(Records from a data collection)
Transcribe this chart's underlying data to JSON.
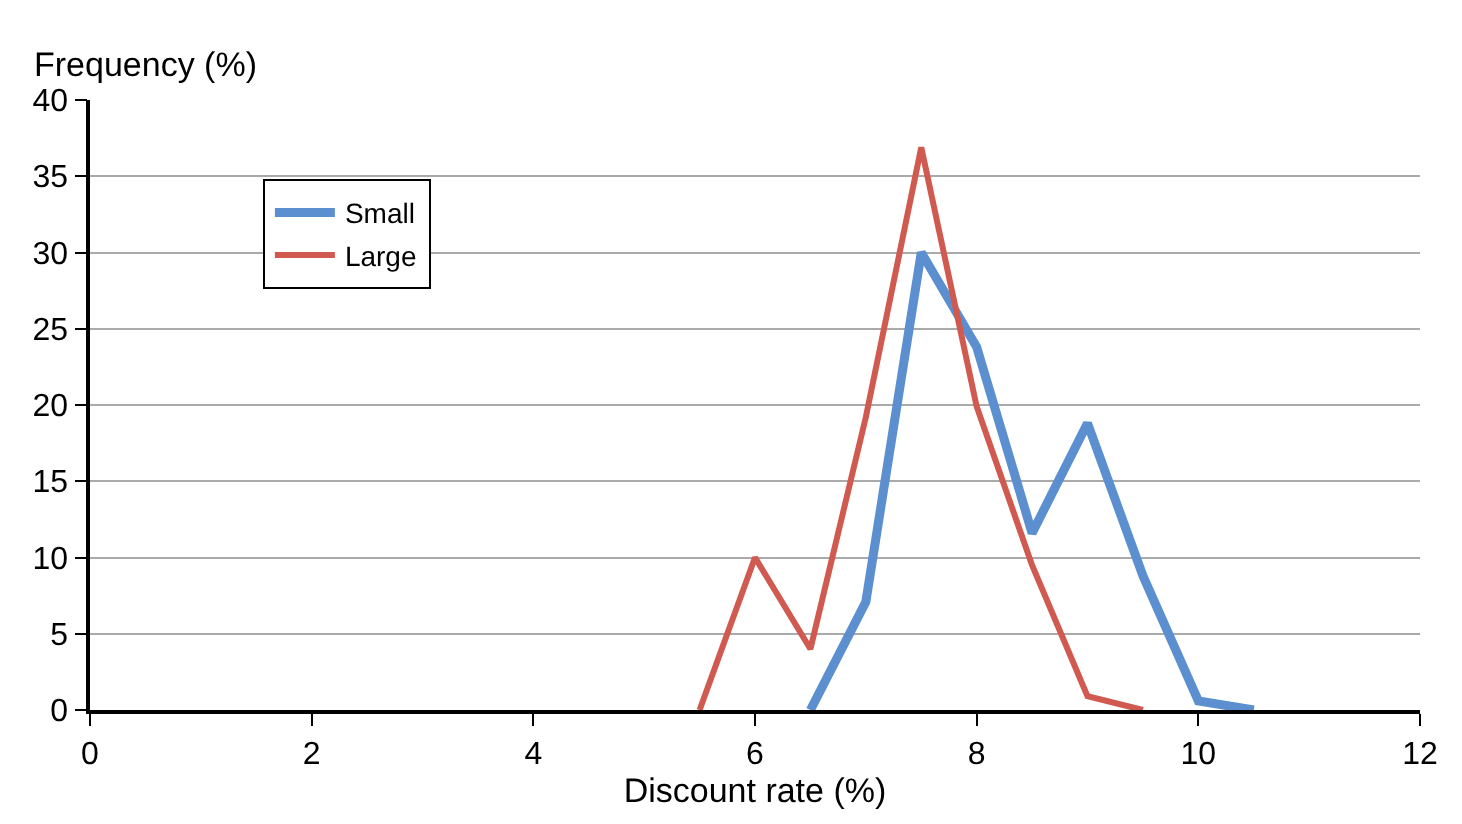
{
  "chart_data": {
    "type": "line",
    "xlabel": "Discount rate (%)",
    "ylabel": "Frequency (%)",
    "series": [
      {
        "name": "Small",
        "color": "#5b8fcf",
        "x": [
          6.5,
          7,
          7.5,
          8,
          8.5,
          9,
          9.5,
          10,
          10.5
        ],
        "values": [
          0,
          7.1,
          30,
          23.8,
          11.6,
          18.8,
          8.8,
          0.6,
          0
        ]
      },
      {
        "name": "Large",
        "color": "#d05a50",
        "x": [
          5.5,
          6,
          6.5,
          7,
          7.5,
          8,
          8.5,
          9,
          9.5
        ],
        "values": [
          0,
          10,
          4,
          19.2,
          36.9,
          19.9,
          9.5,
          0.9,
          0
        ]
      }
    ],
    "xlim": [
      0,
      12
    ],
    "xticks": [
      0,
      2,
      4,
      6,
      8,
      10,
      12
    ],
    "ylim": [
      0,
      40
    ],
    "yticks": [
      0,
      5,
      10,
      15,
      20,
      25,
      30,
      35,
      40
    ],
    "grid": "y",
    "legend": "top left",
    "marker": "none",
    "line_style": "solid"
  }
}
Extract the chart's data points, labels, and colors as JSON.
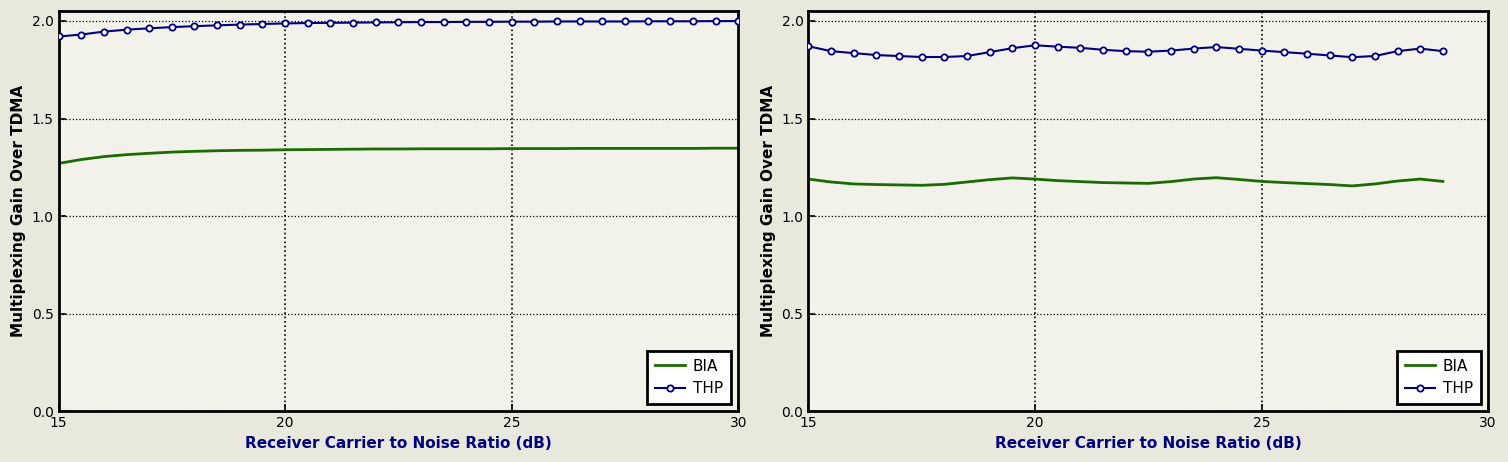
{
  "left_thp_x": [
    15,
    15.5,
    16,
    16.5,
    17,
    17.5,
    18,
    18.5,
    19,
    19.5,
    20,
    20.5,
    21,
    21.5,
    22,
    22.5,
    23,
    23.5,
    24,
    24.5,
    25,
    25.5,
    26,
    26.5,
    27,
    27.5,
    28,
    28.5,
    29,
    29.5,
    30
  ],
  "left_thp_y": [
    1.92,
    1.93,
    1.945,
    1.955,
    1.962,
    1.968,
    1.973,
    1.977,
    1.981,
    1.984,
    1.987,
    1.989,
    1.99,
    1.991,
    1.992,
    1.993,
    1.994,
    1.994,
    1.995,
    1.995,
    1.996,
    1.996,
    1.997,
    1.997,
    1.997,
    1.997,
    1.998,
    1.998,
    1.998,
    1.999,
    1.999
  ],
  "left_bia_x": [
    15,
    15.5,
    16,
    16.5,
    17,
    17.5,
    18,
    18.5,
    19,
    19.5,
    20,
    20.5,
    21,
    21.5,
    22,
    22.5,
    23,
    23.5,
    24,
    24.5,
    25,
    25.5,
    26,
    26.5,
    27,
    27.5,
    28,
    28.5,
    29,
    29.5,
    30
  ],
  "left_bia_y": [
    1.27,
    1.29,
    1.305,
    1.315,
    1.322,
    1.328,
    1.332,
    1.335,
    1.337,
    1.338,
    1.34,
    1.341,
    1.342,
    1.343,
    1.344,
    1.344,
    1.345,
    1.345,
    1.345,
    1.345,
    1.346,
    1.346,
    1.346,
    1.347,
    1.347,
    1.347,
    1.347,
    1.347,
    1.347,
    1.348,
    1.348
  ],
  "right_thp_x": [
    15,
    15.5,
    16,
    16.5,
    17,
    17.5,
    18,
    18.5,
    19,
    19.5,
    20,
    20.5,
    21,
    21.5,
    22,
    22.5,
    23,
    23.5,
    24,
    24.5,
    25,
    25.5,
    26,
    26.5,
    27,
    27.5,
    28,
    28.5,
    29
  ],
  "right_thp_y": [
    1.87,
    1.845,
    1.835,
    1.825,
    1.82,
    1.815,
    1.815,
    1.82,
    1.84,
    1.86,
    1.875,
    1.868,
    1.862,
    1.852,
    1.845,
    1.842,
    1.848,
    1.858,
    1.866,
    1.857,
    1.848,
    1.84,
    1.832,
    1.823,
    1.814,
    1.82,
    1.845,
    1.858,
    1.845
  ],
  "right_bia_x": [
    15,
    15.5,
    16,
    16.5,
    17,
    17.5,
    18,
    18.5,
    19,
    19.5,
    20,
    20.5,
    21,
    21.5,
    22,
    22.5,
    23,
    23.5,
    24,
    24.5,
    25,
    25.5,
    26,
    26.5,
    27,
    27.5,
    28,
    28.5,
    29
  ],
  "right_bia_y": [
    1.19,
    1.175,
    1.165,
    1.162,
    1.16,
    1.158,
    1.163,
    1.175,
    1.187,
    1.196,
    1.19,
    1.182,
    1.177,
    1.172,
    1.17,
    1.168,
    1.177,
    1.19,
    1.197,
    1.188,
    1.178,
    1.172,
    1.167,
    1.162,
    1.155,
    1.165,
    1.18,
    1.19,
    1.178
  ],
  "thp_color": "#000080",
  "bia_color": "#1a6b00",
  "xlabel": "Receiver Carrier to Noise Ratio (dB)",
  "ylabel": "Multiplexing Gain Over TDMA",
  "xlabel_color": "#000080",
  "xlim": [
    15,
    30
  ],
  "ylim": [
    0,
    2.05
  ],
  "yticks": [
    0,
    0.5,
    1.0,
    1.5,
    2.0
  ],
  "xticks": [
    15,
    20,
    25,
    30
  ],
  "vlines": [
    20,
    25
  ],
  "bg_color": "#f0f0e8",
  "axes_bg_color": "#f5f5e8",
  "figure_bg": "#d8d8cc"
}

### Your instructions
Restate the data above word for word. Skip every picture.

### Correct result
Transcribe this chart's underlying data to JSON.
{
  "chart_data": {
    "type": "line",
    "xlabel": "Discount rate (%)",
    "ylabel": "Frequency (%)",
    "series": [
      {
        "name": "Small",
        "color": "#5b8fcf",
        "x": [
          6.5,
          7,
          7.5,
          8,
          8.5,
          9,
          9.5,
          10,
          10.5
        ],
        "values": [
          0,
          7.1,
          30,
          23.8,
          11.6,
          18.8,
          8.8,
          0.6,
          0
        ]
      },
      {
        "name": "Large",
        "color": "#d05a50",
        "x": [
          5.5,
          6,
          6.5,
          7,
          7.5,
          8,
          8.5,
          9,
          9.5
        ],
        "values": [
          0,
          10,
          4,
          19.2,
          36.9,
          19.9,
          9.5,
          0.9,
          0
        ]
      }
    ],
    "xlim": [
      0,
      12
    ],
    "xticks": [
      0,
      2,
      4,
      6,
      8,
      10,
      12
    ],
    "ylim": [
      0,
      40
    ],
    "yticks": [
      0,
      5,
      10,
      15,
      20,
      25,
      30,
      35,
      40
    ],
    "grid": "y",
    "legend": "top left",
    "marker": "none",
    "line_style": "solid"
  }
}
Extract the chart's data points, labels, and colors as JSON.
{
  "left_thp_x": [
    15,
    15.5,
    16,
    16.5,
    17,
    17.5,
    18,
    18.5,
    19,
    19.5,
    20,
    20.5,
    21,
    21.5,
    22,
    22.5,
    23,
    23.5,
    24,
    24.5,
    25,
    25.5,
    26,
    26.5,
    27,
    27.5,
    28,
    28.5,
    29,
    29.5,
    30
  ],
  "left_thp_y": [
    1.92,
    1.93,
    1.945,
    1.955,
    1.962,
    1.968,
    1.973,
    1.977,
    1.981,
    1.984,
    1.987,
    1.989,
    1.99,
    1.991,
    1.992,
    1.993,
    1.994,
    1.994,
    1.995,
    1.995,
    1.996,
    1.996,
    1.997,
    1.997,
    1.997,
    1.997,
    1.998,
    1.998,
    1.998,
    1.999,
    1.999
  ],
  "left_bia_x": [
    15,
    15.5,
    16,
    16.5,
    17,
    17.5,
    18,
    18.5,
    19,
    19.5,
    20,
    20.5,
    21,
    21.5,
    22,
    22.5,
    23,
    23.5,
    24,
    24.5,
    25,
    25.5,
    26,
    26.5,
    27,
    27.5,
    28,
    28.5,
    29,
    29.5,
    30
  ],
  "left_bia_y": [
    1.27,
    1.29,
    1.305,
    1.315,
    1.322,
    1.328,
    1.332,
    1.335,
    1.337,
    1.338,
    1.34,
    1.341,
    1.342,
    1.343,
    1.344,
    1.344,
    1.345,
    1.345,
    1.345,
    1.345,
    1.346,
    1.346,
    1.346,
    1.347,
    1.347,
    1.347,
    1.347,
    1.347,
    1.347,
    1.348,
    1.348
  ],
  "right_thp_x": [
    15,
    15.5,
    16,
    16.5,
    17,
    17.5,
    18,
    18.5,
    19,
    19.5,
    20,
    20.5,
    21,
    21.5,
    22,
    22.5,
    23,
    23.5,
    24,
    24.5,
    25,
    25.5,
    26,
    26.5,
    27,
    27.5,
    28,
    28.5,
    29
  ],
  "right_thp_y": [
    1.87,
    1.845,
    1.835,
    1.825,
    1.82,
    1.815,
    1.815,
    1.82,
    1.84,
    1.86,
    1.875,
    1.868,
    1.862,
    1.852,
    1.845,
    1.842,
    1.848,
    1.858,
    1.866,
    1.857,
    1.848,
    1.84,
    1.832,
    1.823,
    1.814,
    1.82,
    1.845,
    1.858,
    1.845
  ],
  "right_bia_x": [
    15,
    15.5,
    16,
    16.5,
    17,
    17.5,
    18,
    18.5,
    19,
    19.5,
    20,
    20.5,
    21,
    21.5,
    22,
    22.5,
    23,
    23.5,
    24,
    24.5,
    25,
    25.5,
    26,
    26.5,
    27,
    27.5,
    28,
    28.5,
    29
  ],
  "right_bia_y": [
    1.19,
    1.175,
    1.165,
    1.162,
    1.16,
    1.158,
    1.163,
    1.175,
    1.187,
    1.196,
    1.19,
    1.182,
    1.177,
    1.172,
    1.17,
    1.168,
    1.177,
    1.19,
    1.197,
    1.188,
    1.178,
    1.172,
    1.167,
    1.162,
    1.155,
    1.165,
    1.18,
    1.19,
    1.178
  ],
  "thp_color": "#000080",
  "bia_color": "#1a6b00",
  "xlabel": "Receiver Carrier to Noise Ratio (dB)",
  "ylabel": "Multiplexing Gain Over TDMA",
  "xlabel_color": "#000080",
  "xlim": [
    15,
    30
  ],
  "ylim": [
    0,
    2.05
  ],
  "yticks": [
    0,
    0.5,
    1.0,
    1.5,
    2.0
  ],
  "xticks": [
    15,
    20,
    25,
    30
  ],
  "vlines": [
    20,
    25
  ],
  "bg_color": "#f0f0e8",
  "axes_bg_color": "#f5f5e8",
  "figure_bg": "#d8d8cc"
}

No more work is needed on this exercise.